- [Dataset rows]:
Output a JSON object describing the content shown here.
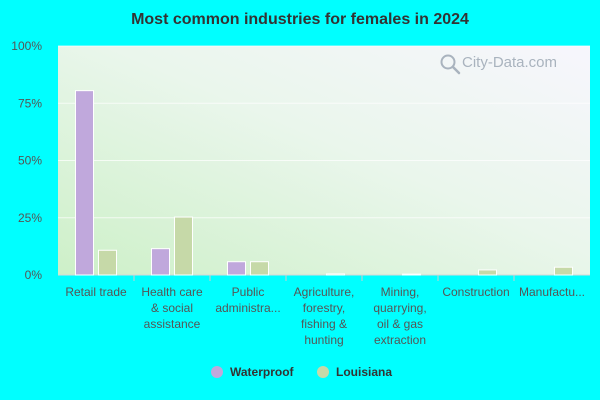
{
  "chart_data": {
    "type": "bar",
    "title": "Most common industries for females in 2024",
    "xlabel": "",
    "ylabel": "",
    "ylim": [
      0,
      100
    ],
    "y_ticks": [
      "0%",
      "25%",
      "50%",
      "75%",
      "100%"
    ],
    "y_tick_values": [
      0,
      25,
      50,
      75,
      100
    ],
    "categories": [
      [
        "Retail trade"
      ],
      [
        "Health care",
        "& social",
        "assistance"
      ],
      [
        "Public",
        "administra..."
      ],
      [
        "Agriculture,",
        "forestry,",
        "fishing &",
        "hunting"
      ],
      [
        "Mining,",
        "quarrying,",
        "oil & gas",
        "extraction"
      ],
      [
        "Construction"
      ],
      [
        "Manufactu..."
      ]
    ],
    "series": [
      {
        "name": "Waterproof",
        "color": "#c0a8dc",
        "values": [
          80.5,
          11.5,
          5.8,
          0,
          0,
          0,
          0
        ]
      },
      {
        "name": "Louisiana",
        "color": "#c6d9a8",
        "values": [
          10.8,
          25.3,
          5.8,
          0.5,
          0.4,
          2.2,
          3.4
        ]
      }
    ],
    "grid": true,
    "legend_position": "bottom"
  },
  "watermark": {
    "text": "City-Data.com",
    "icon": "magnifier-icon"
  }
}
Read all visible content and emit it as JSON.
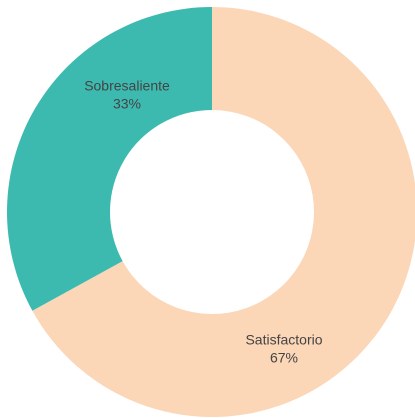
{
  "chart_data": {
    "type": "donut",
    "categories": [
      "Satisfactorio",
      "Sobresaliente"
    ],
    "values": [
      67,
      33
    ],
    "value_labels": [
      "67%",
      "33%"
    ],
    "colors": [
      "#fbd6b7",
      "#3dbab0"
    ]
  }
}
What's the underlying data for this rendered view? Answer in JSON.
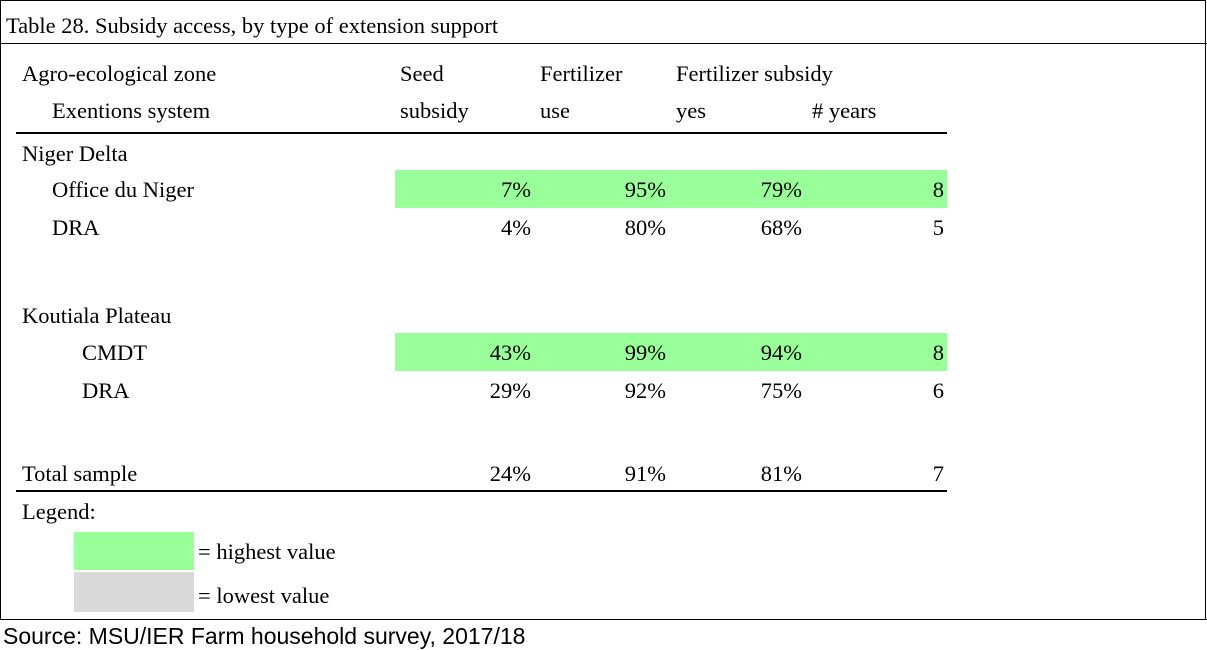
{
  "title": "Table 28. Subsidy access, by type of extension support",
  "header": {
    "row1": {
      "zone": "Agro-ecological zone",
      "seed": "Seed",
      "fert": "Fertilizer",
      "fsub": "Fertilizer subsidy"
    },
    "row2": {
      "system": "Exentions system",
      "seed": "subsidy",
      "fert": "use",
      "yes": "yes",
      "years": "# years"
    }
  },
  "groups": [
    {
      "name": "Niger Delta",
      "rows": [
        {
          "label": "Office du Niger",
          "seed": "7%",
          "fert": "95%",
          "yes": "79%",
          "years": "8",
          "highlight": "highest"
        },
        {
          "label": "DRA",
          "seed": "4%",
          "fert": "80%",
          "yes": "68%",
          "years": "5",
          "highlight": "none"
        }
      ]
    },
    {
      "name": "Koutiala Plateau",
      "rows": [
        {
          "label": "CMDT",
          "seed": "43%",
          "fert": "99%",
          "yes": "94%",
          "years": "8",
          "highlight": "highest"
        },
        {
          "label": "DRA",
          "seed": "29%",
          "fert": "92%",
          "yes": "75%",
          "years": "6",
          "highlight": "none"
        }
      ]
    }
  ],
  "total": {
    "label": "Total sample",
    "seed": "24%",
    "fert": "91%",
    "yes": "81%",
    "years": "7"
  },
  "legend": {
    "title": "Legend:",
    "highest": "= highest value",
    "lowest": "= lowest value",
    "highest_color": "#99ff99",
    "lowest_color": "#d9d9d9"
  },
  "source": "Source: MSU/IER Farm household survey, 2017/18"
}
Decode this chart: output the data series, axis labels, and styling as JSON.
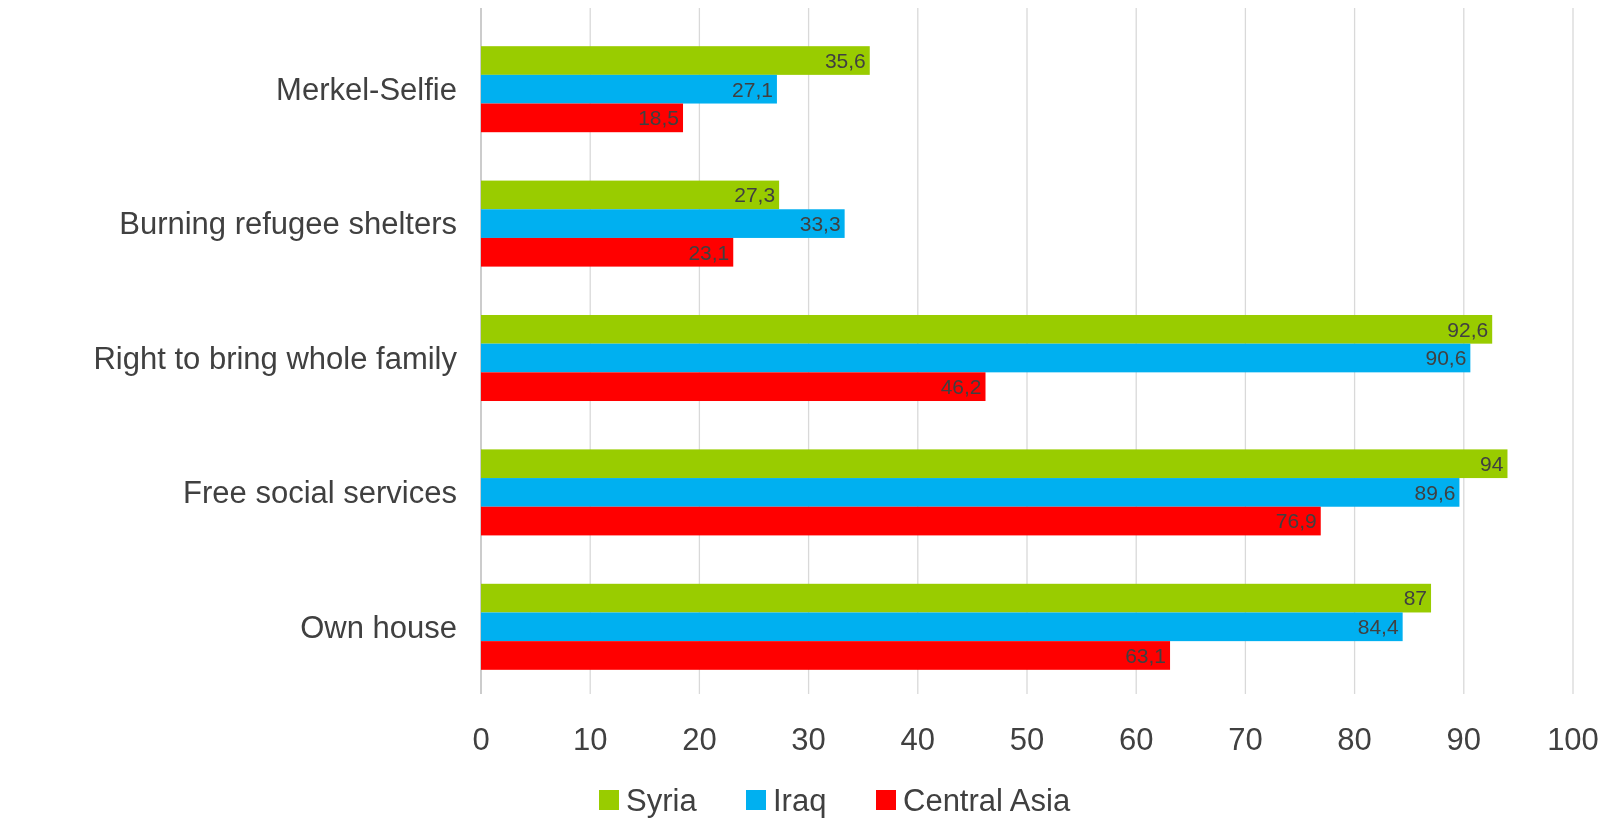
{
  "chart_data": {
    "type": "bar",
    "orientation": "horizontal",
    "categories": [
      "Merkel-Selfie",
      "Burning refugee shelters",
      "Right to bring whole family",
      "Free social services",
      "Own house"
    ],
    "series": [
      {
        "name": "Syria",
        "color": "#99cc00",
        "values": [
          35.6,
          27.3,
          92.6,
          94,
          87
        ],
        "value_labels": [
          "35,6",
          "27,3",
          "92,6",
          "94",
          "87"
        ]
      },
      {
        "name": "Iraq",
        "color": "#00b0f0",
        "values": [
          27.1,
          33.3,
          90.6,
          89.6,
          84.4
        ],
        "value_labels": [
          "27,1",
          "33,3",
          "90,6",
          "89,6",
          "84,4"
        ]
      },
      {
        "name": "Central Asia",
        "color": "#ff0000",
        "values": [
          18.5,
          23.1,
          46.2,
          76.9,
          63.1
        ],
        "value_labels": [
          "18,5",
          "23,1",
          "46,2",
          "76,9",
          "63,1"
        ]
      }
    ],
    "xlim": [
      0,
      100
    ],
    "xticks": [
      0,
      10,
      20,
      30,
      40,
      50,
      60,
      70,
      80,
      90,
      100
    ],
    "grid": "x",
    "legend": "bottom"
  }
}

- [Job]: Count the lines in the records above that contain the word "name", and reply with only that number.

- [Written solution]: 7